- [SHORT TASK]
Below are some records; return each one exactly.

- [PROVIDED RECORDS]
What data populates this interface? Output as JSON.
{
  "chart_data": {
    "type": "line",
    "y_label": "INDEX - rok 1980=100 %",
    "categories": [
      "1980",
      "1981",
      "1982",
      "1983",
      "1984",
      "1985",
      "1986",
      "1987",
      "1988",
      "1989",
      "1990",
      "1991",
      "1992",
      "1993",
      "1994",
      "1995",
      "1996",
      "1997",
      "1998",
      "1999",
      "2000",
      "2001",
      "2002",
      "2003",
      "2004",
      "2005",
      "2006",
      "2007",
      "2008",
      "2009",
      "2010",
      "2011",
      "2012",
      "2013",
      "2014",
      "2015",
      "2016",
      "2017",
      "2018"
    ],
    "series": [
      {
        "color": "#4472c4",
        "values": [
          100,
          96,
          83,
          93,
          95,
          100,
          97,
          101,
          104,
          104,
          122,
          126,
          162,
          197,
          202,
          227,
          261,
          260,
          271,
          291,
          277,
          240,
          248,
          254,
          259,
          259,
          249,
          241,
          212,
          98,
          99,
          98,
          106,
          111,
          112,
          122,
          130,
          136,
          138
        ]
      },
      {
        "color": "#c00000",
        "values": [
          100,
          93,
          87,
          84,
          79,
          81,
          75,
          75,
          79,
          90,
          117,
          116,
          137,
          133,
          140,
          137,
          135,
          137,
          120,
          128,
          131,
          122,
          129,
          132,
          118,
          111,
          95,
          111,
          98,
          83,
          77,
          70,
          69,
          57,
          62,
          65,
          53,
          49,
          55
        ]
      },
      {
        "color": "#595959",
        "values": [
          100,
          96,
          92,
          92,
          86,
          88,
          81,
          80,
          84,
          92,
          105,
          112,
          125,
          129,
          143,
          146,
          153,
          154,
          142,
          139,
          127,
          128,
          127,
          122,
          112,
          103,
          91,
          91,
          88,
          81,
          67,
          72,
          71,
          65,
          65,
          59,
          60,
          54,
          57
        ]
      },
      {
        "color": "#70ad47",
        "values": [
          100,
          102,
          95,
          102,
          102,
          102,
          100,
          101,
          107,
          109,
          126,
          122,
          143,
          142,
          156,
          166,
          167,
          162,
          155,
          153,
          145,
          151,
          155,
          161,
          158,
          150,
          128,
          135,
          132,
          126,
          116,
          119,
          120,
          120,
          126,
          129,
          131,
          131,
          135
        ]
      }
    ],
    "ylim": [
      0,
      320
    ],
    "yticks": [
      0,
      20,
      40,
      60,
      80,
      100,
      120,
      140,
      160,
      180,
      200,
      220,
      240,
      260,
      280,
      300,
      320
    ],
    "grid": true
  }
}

- [TASK RESULT]
What data populates this interface? Output as JSON.
{
  "chart_data": {
    "type": "line",
    "y_label": "INDEX - rok 1980=100 %",
    "categories": [
      "1980",
      "1981",
      "1982",
      "1983",
      "1984",
      "1985",
      "1986",
      "1987",
      "1988",
      "1989",
      "1990",
      "1991",
      "1992",
      "1993",
      "1994",
      "1995",
      "1996",
      "1997",
      "1998",
      "1999",
      "2000",
      "2001",
      "2002",
      "2003",
      "2004",
      "2005",
      "2006",
      "2007",
      "2008",
      "2009",
      "2010",
      "2011",
      "2012",
      "2013",
      "2014",
      "2015",
      "2016",
      "2017",
      "2018"
    ],
    "series": [
      {
        "color": "#4472c4",
        "values": [
          100,
          96,
          83,
          93,
          95,
          100,
          97,
          101,
          104,
          104,
          122,
          126,
          162,
          197,
          202,
          227,
          261,
          260,
          271,
          291,
          277,
          240,
          248,
          254,
          259,
          259,
          249,
          241,
          212,
          98,
          99,
          98,
          106,
          111,
          112,
          122,
          130,
          136,
          138
        ]
      },
      {
        "color": "#c00000",
        "values": [
          100,
          93,
          87,
          84,
          79,
          81,
          75,
          75,
          79,
          90,
          117,
          116,
          137,
          133,
          140,
          137,
          135,
          137,
          120,
          128,
          131,
          122,
          129,
          132,
          118,
          111,
          95,
          111,
          98,
          83,
          77,
          70,
          69,
          57,
          62,
          65,
          53,
          49,
          55
        ]
      },
      {
        "color": "#595959",
        "values": [
          100,
          96,
          92,
          92,
          86,
          88,
          81,
          80,
          84,
          92,
          105,
          112,
          125,
          129,
          143,
          146,
          153,
          154,
          142,
          139,
          127,
          128,
          127,
          122,
          112,
          103,
          91,
          91,
          88,
          81,
          67,
          72,
          71,
          65,
          65,
          59,
          60,
          54,
          57
        ]
      },
      {
        "color": "#70ad47",
        "values": [
          100,
          102,
          95,
          102,
          102,
          102,
          100,
          101,
          107,
          109,
          126,
          122,
          143,
          142,
          156,
          166,
          167,
          162,
          155,
          153,
          145,
          151,
          155,
          161,
          158,
          150,
          128,
          135,
          132,
          126,
          116,
          119,
          120,
          120,
          126,
          129,
          131,
          131,
          135
        ]
      }
    ],
    "ylim": [
      0,
      320
    ],
    "yticks": [
      0,
      20,
      40,
      60,
      80,
      100,
      120,
      140,
      160,
      180,
      200,
      220,
      240,
      260,
      280,
      300,
      320
    ],
    "grid": true
  }
}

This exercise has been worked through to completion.